What the task asks: In the stretch of the listing from "Annotate this image: element" through "panel-correlation-r4c5: 0.084 (1179, 484, 1427, 595)", switch "histogram-bar" to "histogram-column" and give those lines again with everything else unchanged. Leave the picture out of your answer.

Provided information:
◆ ◆ ◆ ◆ ◆
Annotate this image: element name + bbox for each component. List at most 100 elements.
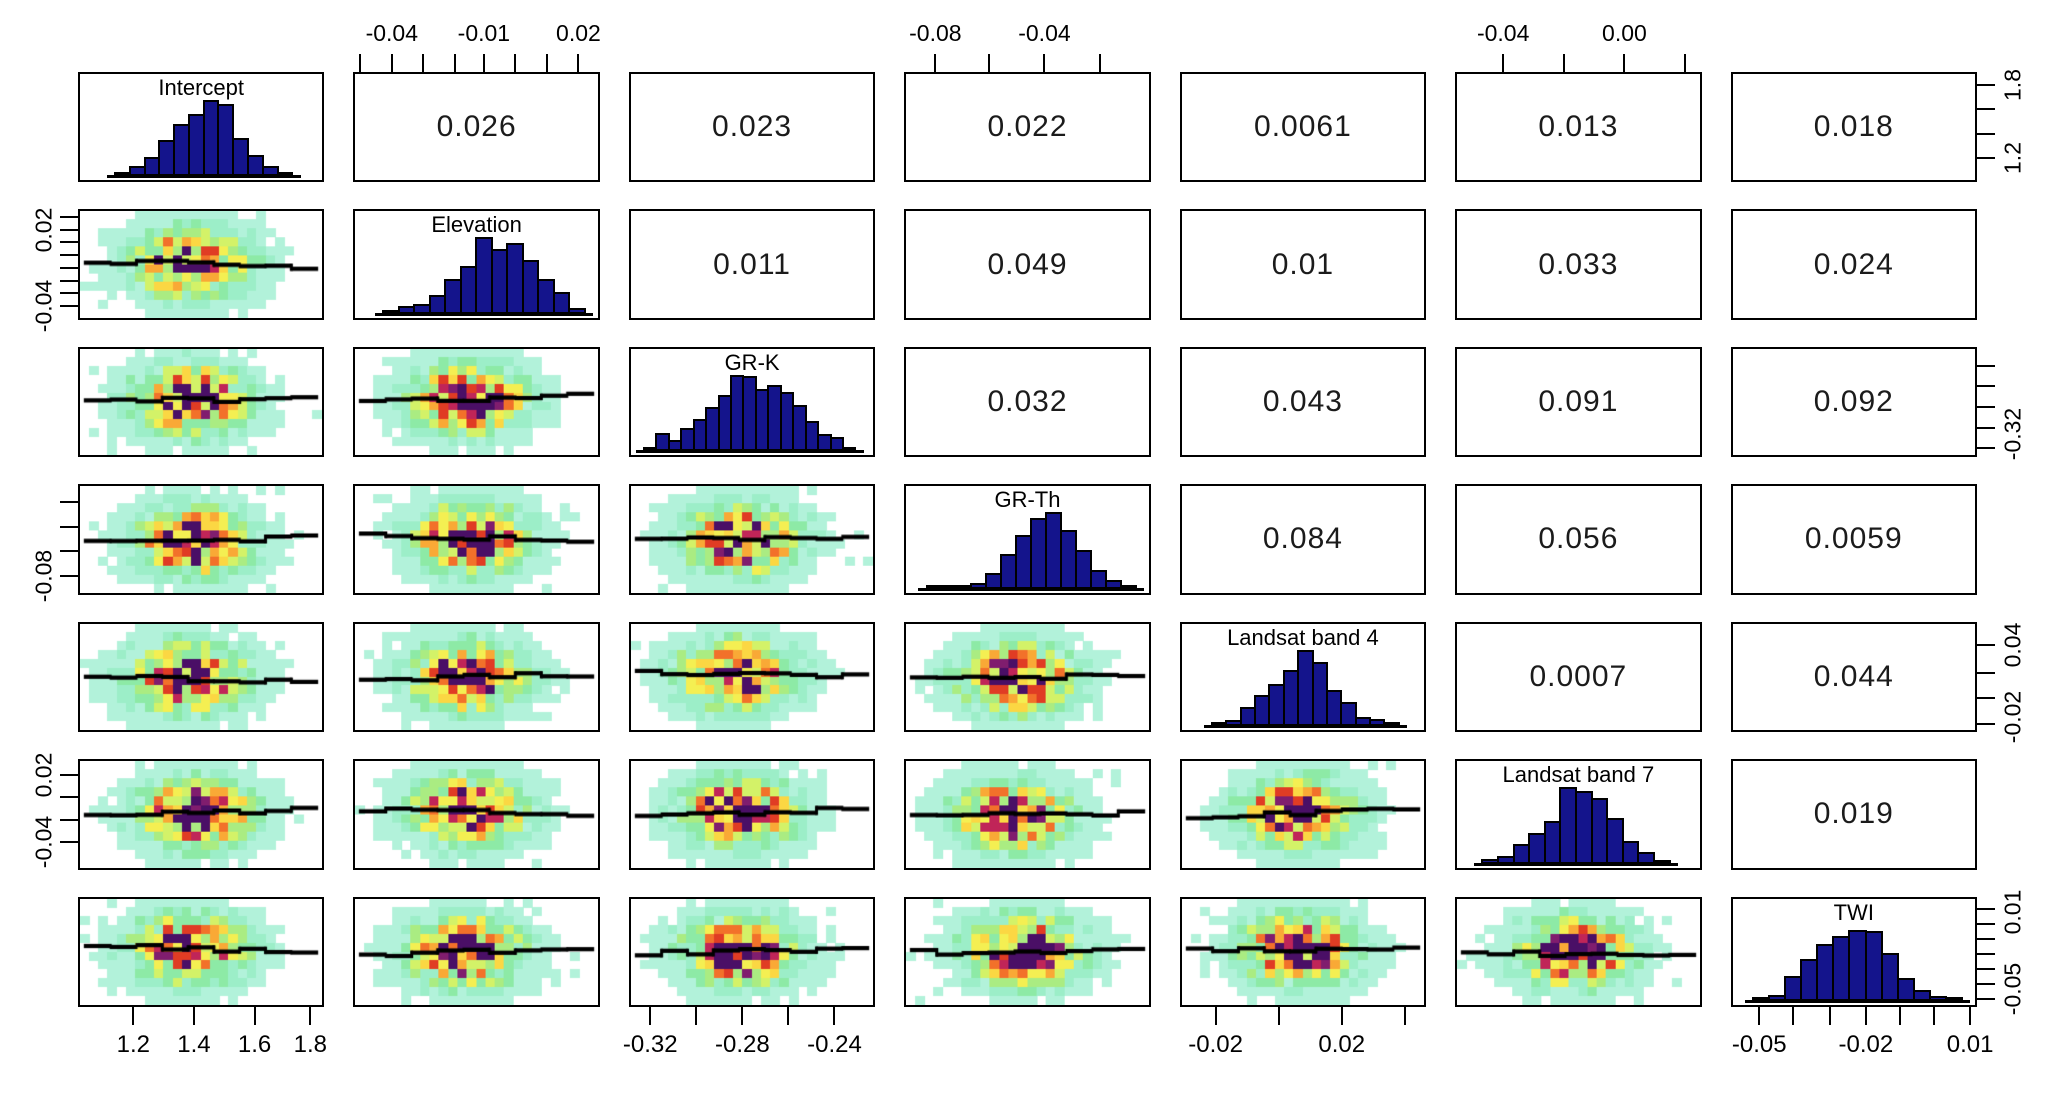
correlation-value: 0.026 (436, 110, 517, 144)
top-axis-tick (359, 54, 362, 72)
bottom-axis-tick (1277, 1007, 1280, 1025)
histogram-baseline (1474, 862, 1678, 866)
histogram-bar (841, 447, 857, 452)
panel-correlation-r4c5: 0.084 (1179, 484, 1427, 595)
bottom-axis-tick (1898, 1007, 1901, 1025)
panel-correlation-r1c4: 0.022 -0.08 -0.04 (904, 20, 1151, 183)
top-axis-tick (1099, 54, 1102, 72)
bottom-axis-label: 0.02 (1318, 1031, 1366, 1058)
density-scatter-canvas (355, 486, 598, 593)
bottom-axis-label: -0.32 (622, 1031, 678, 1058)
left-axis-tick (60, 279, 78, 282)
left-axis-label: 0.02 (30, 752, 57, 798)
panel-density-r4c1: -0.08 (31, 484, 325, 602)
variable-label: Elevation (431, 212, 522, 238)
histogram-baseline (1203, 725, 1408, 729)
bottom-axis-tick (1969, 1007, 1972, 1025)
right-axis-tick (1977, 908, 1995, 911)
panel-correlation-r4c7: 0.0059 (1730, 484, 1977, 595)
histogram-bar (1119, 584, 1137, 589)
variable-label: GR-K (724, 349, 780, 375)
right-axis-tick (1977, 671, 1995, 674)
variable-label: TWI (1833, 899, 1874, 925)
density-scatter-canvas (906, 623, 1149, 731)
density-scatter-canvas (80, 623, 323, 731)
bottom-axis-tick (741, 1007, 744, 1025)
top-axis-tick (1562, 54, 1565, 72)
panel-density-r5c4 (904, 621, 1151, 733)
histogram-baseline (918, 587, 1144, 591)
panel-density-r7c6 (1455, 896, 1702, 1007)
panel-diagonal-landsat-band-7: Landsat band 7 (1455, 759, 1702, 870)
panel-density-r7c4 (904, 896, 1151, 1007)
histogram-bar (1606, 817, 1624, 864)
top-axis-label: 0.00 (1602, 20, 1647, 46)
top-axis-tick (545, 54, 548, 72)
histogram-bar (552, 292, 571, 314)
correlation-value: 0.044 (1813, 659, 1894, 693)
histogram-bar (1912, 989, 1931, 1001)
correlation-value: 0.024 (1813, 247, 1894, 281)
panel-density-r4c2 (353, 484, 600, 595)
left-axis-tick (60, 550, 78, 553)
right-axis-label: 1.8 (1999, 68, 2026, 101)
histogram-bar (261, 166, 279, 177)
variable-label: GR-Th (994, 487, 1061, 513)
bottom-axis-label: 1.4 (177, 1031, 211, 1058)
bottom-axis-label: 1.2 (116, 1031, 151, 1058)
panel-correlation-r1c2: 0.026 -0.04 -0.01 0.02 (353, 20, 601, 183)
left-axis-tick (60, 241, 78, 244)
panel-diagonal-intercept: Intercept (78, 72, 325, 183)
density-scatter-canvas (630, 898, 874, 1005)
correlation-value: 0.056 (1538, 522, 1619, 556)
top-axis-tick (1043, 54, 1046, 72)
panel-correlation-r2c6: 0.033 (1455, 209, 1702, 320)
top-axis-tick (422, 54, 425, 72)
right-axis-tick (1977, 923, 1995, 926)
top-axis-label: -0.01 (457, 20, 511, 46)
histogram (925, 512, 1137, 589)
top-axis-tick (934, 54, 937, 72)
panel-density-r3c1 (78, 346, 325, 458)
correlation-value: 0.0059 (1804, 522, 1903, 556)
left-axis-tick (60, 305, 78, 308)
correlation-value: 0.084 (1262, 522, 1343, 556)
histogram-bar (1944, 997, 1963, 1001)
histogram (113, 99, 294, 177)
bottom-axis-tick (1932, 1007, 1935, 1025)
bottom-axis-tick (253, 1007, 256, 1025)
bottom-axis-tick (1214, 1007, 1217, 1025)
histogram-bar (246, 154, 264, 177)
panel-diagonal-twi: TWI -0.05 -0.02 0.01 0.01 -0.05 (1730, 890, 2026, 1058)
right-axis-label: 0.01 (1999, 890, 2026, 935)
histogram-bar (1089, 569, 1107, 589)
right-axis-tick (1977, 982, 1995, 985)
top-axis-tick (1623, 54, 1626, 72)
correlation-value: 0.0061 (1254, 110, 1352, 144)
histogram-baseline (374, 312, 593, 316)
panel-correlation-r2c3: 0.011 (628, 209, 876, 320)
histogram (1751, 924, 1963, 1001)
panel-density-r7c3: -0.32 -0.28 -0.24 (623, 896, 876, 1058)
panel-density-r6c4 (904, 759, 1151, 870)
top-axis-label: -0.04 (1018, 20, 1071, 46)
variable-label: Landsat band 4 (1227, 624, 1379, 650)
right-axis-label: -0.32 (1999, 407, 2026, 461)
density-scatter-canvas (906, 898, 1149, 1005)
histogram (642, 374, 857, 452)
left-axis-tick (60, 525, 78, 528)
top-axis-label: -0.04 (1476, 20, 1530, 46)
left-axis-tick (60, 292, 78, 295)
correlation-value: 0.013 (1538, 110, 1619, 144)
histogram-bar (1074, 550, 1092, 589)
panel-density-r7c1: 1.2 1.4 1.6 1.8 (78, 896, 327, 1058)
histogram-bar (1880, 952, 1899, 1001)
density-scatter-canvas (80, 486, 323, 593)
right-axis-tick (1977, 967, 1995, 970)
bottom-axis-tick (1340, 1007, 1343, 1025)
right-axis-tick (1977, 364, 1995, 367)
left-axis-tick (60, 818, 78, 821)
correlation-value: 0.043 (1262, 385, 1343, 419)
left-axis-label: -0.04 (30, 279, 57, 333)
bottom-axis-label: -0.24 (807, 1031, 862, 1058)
◆ ◆ ◆ ◆ ◆
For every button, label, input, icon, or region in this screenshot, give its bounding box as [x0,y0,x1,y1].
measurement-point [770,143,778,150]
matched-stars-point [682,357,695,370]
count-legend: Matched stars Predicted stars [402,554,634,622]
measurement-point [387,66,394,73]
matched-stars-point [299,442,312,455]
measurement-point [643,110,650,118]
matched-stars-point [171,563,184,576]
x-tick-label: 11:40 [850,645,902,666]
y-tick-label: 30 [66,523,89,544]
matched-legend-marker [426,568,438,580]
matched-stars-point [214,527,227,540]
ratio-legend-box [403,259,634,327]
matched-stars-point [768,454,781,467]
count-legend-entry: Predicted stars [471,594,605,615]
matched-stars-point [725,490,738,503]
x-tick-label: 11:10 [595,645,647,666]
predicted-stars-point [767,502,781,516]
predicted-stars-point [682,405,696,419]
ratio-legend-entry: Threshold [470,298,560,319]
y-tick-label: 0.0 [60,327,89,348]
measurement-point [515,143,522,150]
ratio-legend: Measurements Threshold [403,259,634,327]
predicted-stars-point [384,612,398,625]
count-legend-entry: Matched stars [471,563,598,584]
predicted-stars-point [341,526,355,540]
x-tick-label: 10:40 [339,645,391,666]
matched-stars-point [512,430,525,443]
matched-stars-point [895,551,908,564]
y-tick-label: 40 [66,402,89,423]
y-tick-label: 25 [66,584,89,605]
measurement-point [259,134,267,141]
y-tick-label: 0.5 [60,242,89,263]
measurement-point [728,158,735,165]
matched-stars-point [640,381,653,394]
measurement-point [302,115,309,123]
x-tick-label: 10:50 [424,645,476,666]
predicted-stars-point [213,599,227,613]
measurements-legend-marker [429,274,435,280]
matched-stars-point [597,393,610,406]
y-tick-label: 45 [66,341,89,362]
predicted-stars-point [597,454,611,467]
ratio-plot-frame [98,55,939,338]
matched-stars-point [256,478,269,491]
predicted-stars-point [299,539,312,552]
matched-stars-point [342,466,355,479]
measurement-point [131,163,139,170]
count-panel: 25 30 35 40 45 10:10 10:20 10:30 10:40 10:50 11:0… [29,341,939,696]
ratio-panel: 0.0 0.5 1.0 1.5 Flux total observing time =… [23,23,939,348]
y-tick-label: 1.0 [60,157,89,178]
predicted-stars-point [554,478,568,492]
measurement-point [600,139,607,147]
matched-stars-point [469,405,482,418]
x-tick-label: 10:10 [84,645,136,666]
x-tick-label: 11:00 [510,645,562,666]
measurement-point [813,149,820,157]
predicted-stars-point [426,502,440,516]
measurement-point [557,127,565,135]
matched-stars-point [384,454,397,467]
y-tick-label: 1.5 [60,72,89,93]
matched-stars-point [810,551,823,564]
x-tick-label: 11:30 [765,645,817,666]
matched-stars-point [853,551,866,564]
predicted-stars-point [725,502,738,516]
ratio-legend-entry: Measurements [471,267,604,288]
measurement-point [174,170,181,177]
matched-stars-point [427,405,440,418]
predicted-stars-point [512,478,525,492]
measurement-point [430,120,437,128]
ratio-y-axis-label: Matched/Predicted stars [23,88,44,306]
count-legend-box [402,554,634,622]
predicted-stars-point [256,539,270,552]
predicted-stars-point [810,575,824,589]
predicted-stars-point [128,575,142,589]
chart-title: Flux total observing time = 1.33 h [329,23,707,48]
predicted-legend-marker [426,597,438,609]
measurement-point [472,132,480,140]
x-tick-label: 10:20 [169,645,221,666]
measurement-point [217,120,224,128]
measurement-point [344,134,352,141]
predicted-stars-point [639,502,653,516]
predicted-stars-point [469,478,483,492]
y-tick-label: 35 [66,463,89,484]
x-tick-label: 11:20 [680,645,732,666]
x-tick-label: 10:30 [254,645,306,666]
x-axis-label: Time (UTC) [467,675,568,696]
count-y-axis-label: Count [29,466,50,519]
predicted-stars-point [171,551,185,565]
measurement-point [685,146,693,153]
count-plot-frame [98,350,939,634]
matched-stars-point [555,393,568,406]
◆ ◆ ◆ ◆ ◆
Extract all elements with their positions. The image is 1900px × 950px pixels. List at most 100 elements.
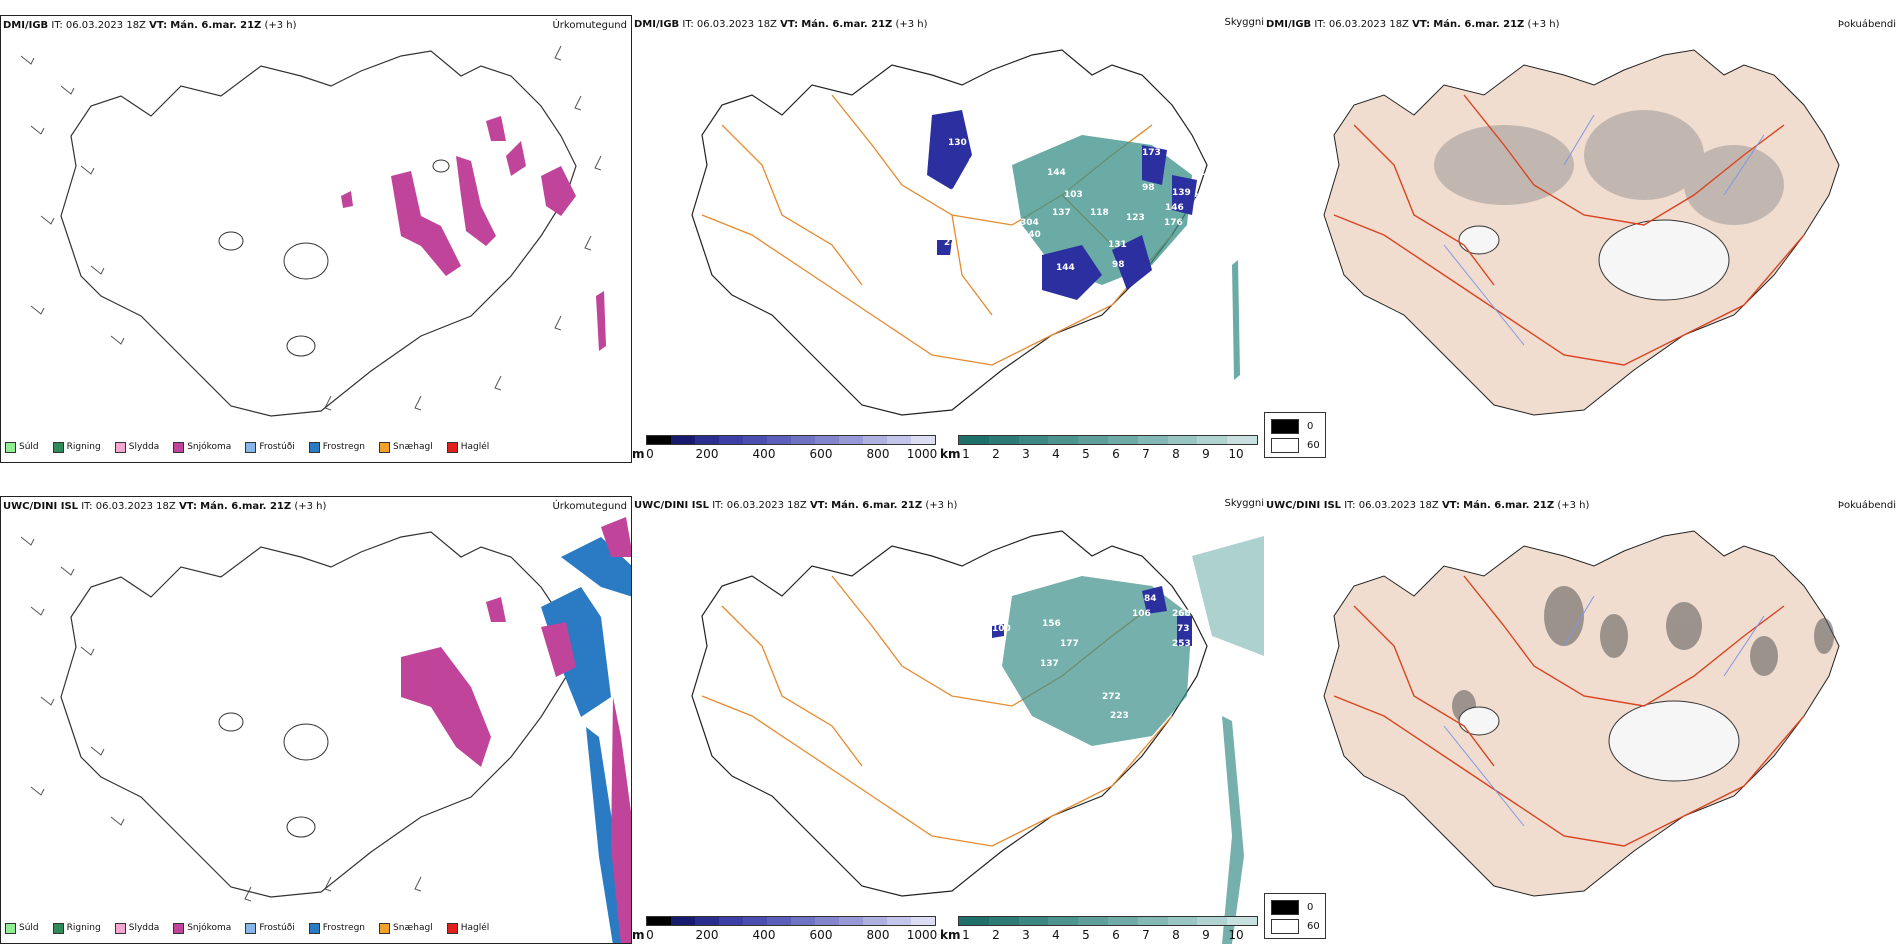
◆ ◆ ◆ ◆ ◆
Problem solution:
Annotate this image: element name + bbox for each component. List at most 100 elements.
correlation-value: 0.026 (436, 110, 517, 144)
top-axis-tick (359, 54, 362, 72)
bottom-axis-tick (1277, 1007, 1280, 1025)
histogram-baseline (1474, 862, 1678, 866)
histogram-column (841, 447, 857, 452)
panel-correlation-r4c5: 0.084 (1179, 484, 1427, 595)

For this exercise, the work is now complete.